DATA FOR THIS EXERCISE ▸
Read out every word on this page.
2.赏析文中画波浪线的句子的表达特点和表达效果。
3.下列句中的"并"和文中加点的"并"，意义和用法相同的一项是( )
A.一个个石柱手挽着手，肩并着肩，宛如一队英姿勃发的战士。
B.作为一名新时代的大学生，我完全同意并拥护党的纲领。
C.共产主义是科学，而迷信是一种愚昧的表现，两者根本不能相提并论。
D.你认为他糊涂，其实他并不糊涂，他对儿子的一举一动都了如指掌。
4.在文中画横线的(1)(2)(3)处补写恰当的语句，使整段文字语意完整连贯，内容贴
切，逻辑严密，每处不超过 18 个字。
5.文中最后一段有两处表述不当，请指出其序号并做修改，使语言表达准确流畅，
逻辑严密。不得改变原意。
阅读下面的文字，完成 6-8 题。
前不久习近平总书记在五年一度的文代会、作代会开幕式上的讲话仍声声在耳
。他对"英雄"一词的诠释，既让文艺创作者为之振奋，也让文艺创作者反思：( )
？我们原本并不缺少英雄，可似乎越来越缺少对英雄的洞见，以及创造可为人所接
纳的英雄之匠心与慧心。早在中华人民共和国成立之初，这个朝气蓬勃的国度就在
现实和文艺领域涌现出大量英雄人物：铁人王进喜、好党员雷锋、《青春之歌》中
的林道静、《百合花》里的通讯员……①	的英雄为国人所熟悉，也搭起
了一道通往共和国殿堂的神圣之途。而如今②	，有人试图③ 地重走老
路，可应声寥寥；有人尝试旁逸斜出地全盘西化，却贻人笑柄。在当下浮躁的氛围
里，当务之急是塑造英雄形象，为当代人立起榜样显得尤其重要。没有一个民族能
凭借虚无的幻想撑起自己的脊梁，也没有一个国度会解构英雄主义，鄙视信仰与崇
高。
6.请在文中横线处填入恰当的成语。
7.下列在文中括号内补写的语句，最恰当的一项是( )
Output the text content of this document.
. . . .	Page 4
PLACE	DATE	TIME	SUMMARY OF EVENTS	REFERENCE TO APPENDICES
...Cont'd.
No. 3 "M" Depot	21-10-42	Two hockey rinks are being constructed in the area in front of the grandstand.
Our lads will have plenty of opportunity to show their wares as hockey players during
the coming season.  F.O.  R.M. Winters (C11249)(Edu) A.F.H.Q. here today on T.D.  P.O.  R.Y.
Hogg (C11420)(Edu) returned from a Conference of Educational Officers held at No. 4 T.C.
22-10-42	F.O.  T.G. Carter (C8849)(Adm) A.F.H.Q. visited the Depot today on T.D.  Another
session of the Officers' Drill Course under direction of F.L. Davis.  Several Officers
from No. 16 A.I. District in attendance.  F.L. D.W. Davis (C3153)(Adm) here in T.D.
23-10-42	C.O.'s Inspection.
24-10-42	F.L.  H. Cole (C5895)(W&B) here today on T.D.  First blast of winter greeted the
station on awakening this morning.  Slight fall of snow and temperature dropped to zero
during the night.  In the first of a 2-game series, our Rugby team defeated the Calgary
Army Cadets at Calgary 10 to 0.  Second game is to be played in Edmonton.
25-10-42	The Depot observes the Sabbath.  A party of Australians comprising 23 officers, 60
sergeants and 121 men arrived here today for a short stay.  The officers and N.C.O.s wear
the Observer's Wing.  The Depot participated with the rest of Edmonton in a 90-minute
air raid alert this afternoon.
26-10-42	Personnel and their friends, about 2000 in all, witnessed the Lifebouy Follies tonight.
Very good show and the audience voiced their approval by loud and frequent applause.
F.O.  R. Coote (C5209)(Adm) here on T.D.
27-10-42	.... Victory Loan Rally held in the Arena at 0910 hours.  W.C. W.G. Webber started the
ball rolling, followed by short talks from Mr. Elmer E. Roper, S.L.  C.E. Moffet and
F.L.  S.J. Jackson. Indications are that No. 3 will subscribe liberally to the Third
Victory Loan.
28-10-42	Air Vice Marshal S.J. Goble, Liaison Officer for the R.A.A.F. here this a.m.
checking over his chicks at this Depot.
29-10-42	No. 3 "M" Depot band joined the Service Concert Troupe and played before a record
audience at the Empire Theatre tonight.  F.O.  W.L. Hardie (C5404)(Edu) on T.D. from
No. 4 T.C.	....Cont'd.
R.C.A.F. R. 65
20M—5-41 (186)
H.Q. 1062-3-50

EXERCISE REQUIREMENTS ▸
Only lines holding the string "hockey" are wanted; gather each one from the entries above.

FINISHED EXERCISE ▸
No. 3 "M" Depot	21-10-42	Two hockey rinks are being constructed in the area in front of the grandstand.
Our lads will have plenty of opportunity to show their wares as hockey players during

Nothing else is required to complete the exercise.